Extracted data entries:
***
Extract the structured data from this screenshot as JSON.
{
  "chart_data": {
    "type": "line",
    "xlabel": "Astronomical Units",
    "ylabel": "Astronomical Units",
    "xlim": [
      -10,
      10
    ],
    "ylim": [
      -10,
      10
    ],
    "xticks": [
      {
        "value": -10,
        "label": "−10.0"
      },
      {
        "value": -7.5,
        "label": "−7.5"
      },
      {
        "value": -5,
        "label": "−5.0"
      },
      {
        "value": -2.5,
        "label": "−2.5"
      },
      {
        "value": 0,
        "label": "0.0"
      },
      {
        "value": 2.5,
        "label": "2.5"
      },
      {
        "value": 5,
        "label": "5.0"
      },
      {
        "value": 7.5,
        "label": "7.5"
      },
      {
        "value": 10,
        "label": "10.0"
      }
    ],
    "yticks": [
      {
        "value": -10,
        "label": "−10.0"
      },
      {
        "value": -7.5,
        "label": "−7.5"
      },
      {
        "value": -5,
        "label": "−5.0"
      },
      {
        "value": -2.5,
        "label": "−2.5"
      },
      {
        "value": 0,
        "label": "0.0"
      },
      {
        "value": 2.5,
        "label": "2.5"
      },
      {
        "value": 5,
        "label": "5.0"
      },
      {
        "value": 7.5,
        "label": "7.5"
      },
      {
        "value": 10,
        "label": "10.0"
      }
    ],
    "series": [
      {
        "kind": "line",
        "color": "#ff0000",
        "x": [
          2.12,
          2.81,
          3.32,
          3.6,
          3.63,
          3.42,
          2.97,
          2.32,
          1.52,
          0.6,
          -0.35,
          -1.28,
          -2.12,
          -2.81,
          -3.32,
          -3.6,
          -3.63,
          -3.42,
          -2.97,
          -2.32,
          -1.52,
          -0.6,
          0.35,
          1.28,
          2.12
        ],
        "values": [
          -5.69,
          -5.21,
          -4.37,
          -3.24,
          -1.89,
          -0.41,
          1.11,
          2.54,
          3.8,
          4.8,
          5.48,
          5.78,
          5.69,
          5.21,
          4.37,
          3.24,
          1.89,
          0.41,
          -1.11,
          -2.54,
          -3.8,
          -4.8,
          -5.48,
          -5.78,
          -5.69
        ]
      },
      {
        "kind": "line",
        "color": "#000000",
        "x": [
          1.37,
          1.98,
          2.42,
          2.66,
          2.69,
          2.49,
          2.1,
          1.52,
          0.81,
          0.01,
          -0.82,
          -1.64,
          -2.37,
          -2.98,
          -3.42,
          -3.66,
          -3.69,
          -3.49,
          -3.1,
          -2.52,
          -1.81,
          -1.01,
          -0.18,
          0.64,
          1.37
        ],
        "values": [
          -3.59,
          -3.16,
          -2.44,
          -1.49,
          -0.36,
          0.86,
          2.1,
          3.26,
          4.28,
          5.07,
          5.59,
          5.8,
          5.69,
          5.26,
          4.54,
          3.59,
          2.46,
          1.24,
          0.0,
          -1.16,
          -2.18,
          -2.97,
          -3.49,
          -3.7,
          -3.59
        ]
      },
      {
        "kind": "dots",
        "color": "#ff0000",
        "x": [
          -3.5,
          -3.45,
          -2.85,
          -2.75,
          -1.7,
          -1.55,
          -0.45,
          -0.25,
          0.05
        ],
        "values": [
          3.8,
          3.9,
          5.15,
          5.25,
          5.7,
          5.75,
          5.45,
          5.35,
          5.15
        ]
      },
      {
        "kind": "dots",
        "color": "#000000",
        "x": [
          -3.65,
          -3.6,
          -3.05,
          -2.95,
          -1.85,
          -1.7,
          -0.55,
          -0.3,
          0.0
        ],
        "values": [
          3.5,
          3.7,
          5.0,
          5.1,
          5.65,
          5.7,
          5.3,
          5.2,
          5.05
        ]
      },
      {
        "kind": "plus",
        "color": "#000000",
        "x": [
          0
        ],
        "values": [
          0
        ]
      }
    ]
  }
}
***
▸ **WORK TO COMPLETE**:
Reproduce the complete set of lines precisely as supplied.

▸ **SOLUTION TO THE PROBLEM**:
Extract the structured data from this screenshot as JSON.
{
  "chart_data": {
    "type": "line",
    "xlabel": "Astronomical Units",
    "ylabel": "Astronomical Units",
    "xlim": [
      -10,
      10
    ],
    "ylim": [
      -10,
      10
    ],
    "xticks": [
      {
        "value": -10,
        "label": "−10.0"
      },
      {
        "value": -7.5,
        "label": "−7.5"
      },
      {
        "value": -5,
        "label": "−5.0"
      },
      {
        "value": -2.5,
        "label": "−2.5"
      },
      {
        "value": 0,
        "label": "0.0"
      },
      {
        "value": 2.5,
        "label": "2.5"
      },
      {
        "value": 5,
        "label": "5.0"
      },
      {
        "value": 7.5,
        "label": "7.5"
      },
      {
        "value": 10,
        "label": "10.0"
      }
    ],
    "yticks": [
      {
        "value": -10,
        "label": "−10.0"
      },
      {
        "value": -7.5,
        "label": "−7.5"
      },
      {
        "value": -5,
        "label": "−5.0"
      },
      {
        "value": -2.5,
        "label": "−2.5"
      },
      {
        "value": 0,
        "label": "0.0"
      },
      {
        "value": 2.5,
        "label": "2.5"
      },
      {
        "value": 5,
        "label": "5.0"
      },
      {
        "value": 7.5,
        "label": "7.5"
      },
      {
        "value": 10,
        "label": "10.0"
      }
    ],
    "series": [
      {
        "kind": "line",
        "color": "#ff0000",
        "x": [
          2.12,
          2.81,
          3.32,
          3.6,
          3.63,
          3.42,
          2.97,
          2.32,
          1.52,
          0.6,
          -0.35,
          -1.28,
          -2.12,
          -2.81,
          -3.32,
          -3.6,
          -3.63,
          -3.42,
          -2.97,
          -2.32,
          -1.52,
          -0.6,
          0.35,
          1.28,
          2.12
        ],
        "values": [
          -5.69,
          -5.21,
          -4.37,
          -3.24,
          -1.89,
          -0.41,
          1.11,
          2.54,
          3.8,
          4.8,
          5.48,
          5.78,
          5.69,
          5.21,
          4.37,
          3.24,
          1.89,
          0.41,
          -1.11,
          -2.54,
          -3.8,
          -4.8,
          -5.48,
          -5.78,
          -5.69
        ]
      },
      {
        "kind": "line",
        "color": "#000000",
        "x": [
          1.37,
          1.98,
          2.42,
          2.66,
          2.69,
          2.49,
          2.1,
          1.52,
          0.81,
          0.01,
          -0.82,
          -1.64,
          -2.37,
          -2.98,
          -3.42,
          -3.66,
          -3.69,
          -3.49,
          -3.1,
          -2.52,
          -1.81,
          -1.01,
          -0.18,
          0.64,
          1.37
        ],
        "values": [
          -3.59,
          -3.16,
          -2.44,
          -1.49,
          -0.36,
          0.86,
          2.1,
          3.26,
          4.28,
          5.07,
          5.59,
          5.8,
          5.69,
          5.26,
          4.54,
          3.59,
          2.46,
          1.24,
          0.0,
          -1.16,
          -2.18,
          -2.97,
          -3.49,
          -3.7,
          -3.59
        ]
      },
      {
        "kind": "dots",
        "color": "#ff0000",
        "x": [
          -3.5,
          -3.45,
          -2.85,
          -2.75,
          -1.7,
          -1.55,
          -0.45,
          -0.25,
          0.05
        ],
        "values": [
          3.8,
          3.9,
          5.15,
          5.25,
          5.7,
          5.75,
          5.45,
          5.35,
          5.15
        ]
      },
      {
        "kind": "dots",
        "color": "#000000",
        "x": [
          -3.65,
          -3.6,
          -3.05,
          -2.95,
          -1.85,
          -1.7,
          -0.55,
          -0.3,
          0.0
        ],
        "values": [
          3.5,
          3.7,
          5.0,
          5.1,
          5.65,
          5.7,
          5.3,
          5.2,
          5.05
        ]
      },
      {
        "kind": "plus",
        "color": "#000000",
        "x": [
          0
        ],
        "values": [
          0
        ]
      }
    ]
  }
}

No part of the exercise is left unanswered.